### Written instruction
Find all lines in the listing that include the word "name", then copy them.
+ + +
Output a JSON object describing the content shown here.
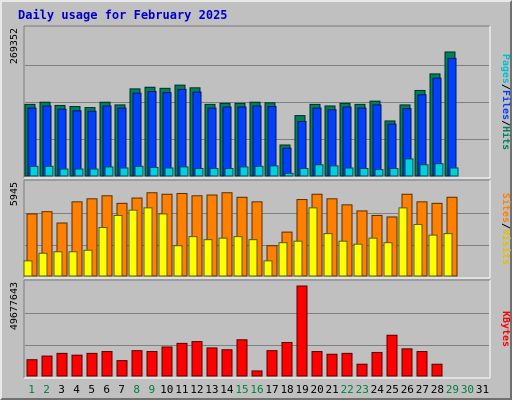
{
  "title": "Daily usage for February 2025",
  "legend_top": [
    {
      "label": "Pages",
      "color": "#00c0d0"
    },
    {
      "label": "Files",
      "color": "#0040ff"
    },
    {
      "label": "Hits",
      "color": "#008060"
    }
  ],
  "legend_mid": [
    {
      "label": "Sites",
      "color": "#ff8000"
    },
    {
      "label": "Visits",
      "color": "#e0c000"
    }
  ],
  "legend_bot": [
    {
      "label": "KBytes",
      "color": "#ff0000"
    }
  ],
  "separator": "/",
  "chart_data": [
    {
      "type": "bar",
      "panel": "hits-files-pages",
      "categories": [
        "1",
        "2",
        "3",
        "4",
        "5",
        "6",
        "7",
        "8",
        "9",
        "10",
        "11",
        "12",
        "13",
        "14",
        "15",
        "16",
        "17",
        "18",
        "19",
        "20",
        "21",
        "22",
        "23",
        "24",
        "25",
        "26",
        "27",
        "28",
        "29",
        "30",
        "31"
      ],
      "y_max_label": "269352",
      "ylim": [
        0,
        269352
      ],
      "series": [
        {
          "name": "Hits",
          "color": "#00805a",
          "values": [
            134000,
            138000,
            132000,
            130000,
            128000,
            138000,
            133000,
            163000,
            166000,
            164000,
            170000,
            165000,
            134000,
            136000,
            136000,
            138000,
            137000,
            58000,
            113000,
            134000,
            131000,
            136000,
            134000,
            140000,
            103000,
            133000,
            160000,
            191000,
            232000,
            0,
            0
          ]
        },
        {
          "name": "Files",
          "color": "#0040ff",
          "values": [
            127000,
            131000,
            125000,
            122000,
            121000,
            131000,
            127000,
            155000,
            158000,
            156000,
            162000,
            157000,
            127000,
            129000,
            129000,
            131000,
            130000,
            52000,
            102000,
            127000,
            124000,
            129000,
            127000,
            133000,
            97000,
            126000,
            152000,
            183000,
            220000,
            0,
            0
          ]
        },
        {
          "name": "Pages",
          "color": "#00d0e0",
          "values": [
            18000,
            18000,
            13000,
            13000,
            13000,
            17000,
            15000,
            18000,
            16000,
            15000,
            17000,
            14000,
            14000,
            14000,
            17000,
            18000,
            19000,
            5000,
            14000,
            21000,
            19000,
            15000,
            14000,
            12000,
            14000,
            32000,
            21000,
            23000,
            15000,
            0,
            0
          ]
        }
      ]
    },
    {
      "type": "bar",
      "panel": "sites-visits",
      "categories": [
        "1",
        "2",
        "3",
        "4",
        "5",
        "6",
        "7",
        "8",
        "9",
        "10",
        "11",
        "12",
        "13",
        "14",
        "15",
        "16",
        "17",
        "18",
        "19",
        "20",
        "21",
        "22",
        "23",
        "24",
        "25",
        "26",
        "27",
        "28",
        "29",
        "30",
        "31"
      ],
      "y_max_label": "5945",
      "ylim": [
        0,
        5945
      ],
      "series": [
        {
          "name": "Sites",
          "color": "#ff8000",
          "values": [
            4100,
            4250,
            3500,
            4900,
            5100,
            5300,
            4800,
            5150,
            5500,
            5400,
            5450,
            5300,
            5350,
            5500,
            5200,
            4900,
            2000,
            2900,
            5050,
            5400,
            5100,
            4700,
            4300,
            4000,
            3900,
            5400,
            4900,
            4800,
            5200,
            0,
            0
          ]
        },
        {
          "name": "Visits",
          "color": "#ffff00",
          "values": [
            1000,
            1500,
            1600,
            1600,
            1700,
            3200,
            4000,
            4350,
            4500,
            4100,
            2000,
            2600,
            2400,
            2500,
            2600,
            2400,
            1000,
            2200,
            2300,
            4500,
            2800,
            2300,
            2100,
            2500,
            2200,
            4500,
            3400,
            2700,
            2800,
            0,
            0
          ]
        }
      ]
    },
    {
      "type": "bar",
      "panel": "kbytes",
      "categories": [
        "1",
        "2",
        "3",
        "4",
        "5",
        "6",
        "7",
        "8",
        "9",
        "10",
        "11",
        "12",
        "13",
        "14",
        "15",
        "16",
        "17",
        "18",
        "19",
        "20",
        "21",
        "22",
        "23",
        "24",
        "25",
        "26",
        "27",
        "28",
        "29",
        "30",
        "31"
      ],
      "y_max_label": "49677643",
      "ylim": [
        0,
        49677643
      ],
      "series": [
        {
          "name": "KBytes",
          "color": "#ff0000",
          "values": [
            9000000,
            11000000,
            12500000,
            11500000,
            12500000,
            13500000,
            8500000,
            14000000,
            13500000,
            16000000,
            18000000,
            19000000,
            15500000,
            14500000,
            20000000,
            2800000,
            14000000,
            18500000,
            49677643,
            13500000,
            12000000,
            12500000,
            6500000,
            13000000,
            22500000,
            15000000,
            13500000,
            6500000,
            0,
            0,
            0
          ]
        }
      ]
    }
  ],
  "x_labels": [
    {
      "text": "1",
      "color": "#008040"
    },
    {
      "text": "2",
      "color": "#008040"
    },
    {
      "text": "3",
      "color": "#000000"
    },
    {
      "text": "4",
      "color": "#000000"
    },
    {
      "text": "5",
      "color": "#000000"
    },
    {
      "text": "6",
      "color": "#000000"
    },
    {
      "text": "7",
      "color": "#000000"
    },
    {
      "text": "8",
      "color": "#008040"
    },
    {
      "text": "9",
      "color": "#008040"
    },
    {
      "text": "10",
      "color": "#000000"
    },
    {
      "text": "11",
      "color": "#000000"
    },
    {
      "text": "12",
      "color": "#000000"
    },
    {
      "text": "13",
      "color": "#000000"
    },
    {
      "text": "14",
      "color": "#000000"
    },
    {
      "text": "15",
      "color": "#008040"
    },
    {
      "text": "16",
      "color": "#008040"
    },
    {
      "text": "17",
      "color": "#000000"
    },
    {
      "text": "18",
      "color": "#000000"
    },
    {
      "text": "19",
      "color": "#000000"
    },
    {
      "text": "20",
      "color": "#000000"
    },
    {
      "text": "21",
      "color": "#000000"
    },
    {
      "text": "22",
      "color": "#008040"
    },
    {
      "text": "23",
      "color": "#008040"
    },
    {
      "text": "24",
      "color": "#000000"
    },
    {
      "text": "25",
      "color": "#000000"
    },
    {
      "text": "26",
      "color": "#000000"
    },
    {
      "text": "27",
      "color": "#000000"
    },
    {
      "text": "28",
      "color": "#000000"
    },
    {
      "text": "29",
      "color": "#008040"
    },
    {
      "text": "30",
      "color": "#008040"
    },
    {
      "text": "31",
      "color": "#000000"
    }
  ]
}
+ + +
### Solution to the problem
          "name": "Hits",
          "name": "Files",
          "name": "Pages",
          "name": "Sites",
          "name": "Visits",
          "name": "KBytes",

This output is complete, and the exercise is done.